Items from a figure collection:
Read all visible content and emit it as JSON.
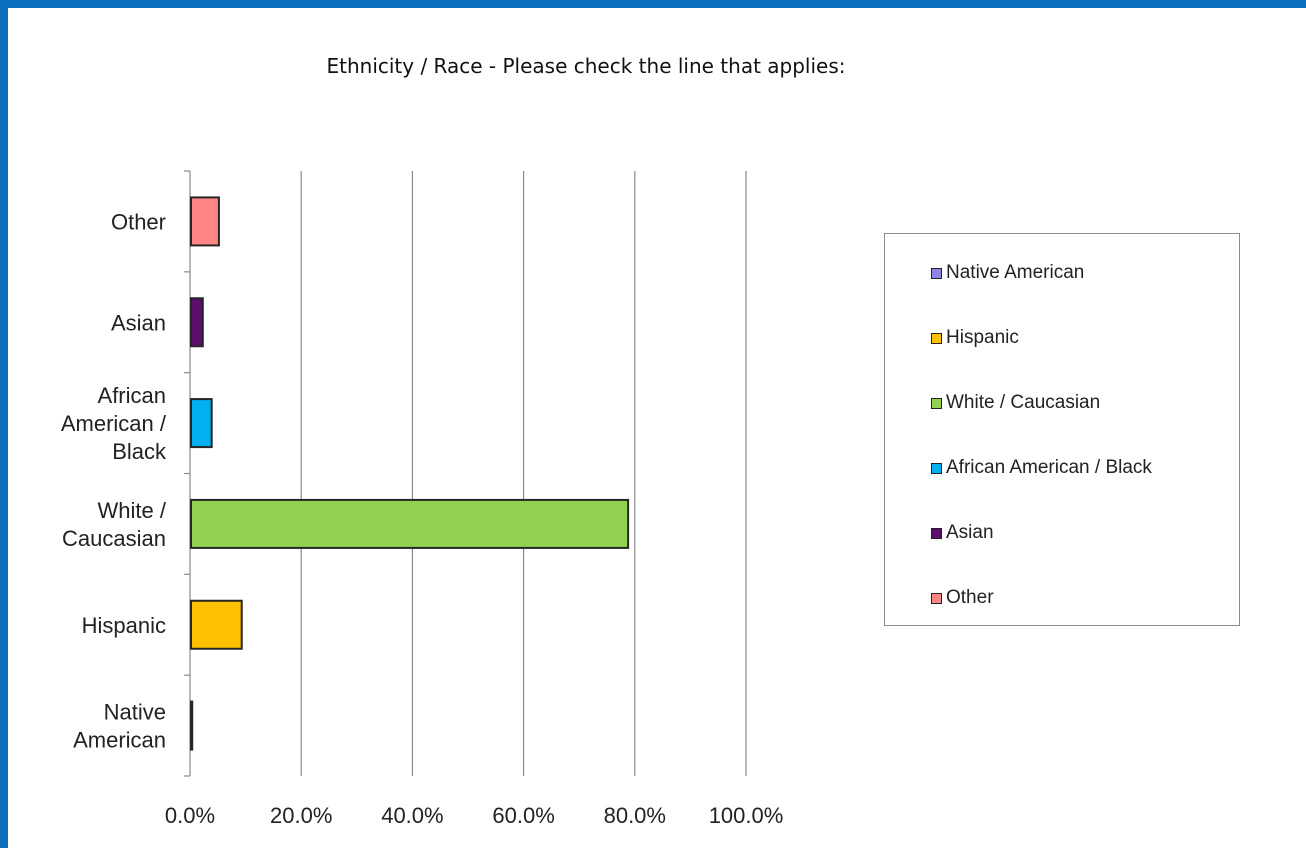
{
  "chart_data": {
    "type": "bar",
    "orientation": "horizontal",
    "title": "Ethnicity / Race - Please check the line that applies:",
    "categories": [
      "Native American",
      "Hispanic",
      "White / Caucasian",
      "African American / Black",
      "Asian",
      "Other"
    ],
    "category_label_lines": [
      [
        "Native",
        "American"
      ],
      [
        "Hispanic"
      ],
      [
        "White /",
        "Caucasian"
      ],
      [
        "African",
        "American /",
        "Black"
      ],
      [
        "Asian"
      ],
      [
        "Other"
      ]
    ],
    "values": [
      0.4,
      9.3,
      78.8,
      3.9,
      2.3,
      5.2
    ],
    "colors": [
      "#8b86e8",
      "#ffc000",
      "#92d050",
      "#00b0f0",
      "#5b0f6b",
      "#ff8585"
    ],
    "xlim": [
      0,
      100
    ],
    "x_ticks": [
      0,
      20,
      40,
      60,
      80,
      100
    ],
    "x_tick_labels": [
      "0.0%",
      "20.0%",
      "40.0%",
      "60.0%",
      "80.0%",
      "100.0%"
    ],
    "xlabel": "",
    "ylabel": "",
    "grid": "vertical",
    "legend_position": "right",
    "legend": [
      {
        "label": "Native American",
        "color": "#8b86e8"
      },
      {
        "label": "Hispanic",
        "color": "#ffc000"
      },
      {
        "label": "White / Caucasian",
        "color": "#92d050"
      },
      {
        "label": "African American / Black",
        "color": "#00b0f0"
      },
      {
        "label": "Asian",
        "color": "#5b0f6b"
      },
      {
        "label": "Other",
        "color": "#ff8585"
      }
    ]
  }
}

==

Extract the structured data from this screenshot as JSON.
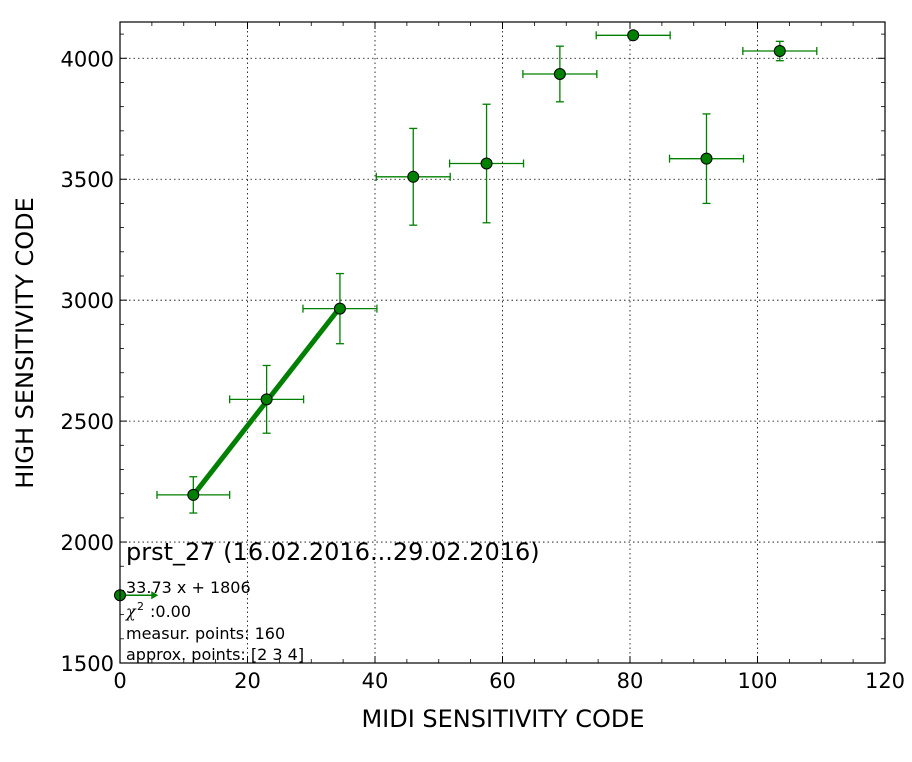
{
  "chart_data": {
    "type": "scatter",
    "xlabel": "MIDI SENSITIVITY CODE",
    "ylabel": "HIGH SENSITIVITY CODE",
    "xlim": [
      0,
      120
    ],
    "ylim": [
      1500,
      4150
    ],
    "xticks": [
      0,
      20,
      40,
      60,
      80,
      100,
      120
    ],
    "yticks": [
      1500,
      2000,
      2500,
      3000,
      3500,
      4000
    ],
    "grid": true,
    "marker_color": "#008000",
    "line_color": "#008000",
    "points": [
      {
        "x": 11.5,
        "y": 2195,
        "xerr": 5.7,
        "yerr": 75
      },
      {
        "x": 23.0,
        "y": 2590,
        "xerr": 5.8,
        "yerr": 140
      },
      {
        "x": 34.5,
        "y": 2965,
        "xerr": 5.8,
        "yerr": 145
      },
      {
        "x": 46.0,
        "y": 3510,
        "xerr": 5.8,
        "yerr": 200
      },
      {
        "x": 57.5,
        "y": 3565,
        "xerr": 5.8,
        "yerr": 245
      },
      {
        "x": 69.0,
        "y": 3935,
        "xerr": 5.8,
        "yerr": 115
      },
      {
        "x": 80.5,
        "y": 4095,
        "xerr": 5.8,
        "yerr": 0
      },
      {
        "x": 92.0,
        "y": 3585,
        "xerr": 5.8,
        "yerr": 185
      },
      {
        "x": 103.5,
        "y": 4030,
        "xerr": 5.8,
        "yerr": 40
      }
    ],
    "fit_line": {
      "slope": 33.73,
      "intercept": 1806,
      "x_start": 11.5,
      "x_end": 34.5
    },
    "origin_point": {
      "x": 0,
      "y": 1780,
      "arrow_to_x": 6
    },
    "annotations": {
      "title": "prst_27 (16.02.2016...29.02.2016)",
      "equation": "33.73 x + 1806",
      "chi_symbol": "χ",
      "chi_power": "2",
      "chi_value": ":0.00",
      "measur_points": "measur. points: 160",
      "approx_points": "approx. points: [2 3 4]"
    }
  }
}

● **What this task involves**:
Work out how many lines of the data above hold the word "JSON", and write only the count.

● **The solution**:
2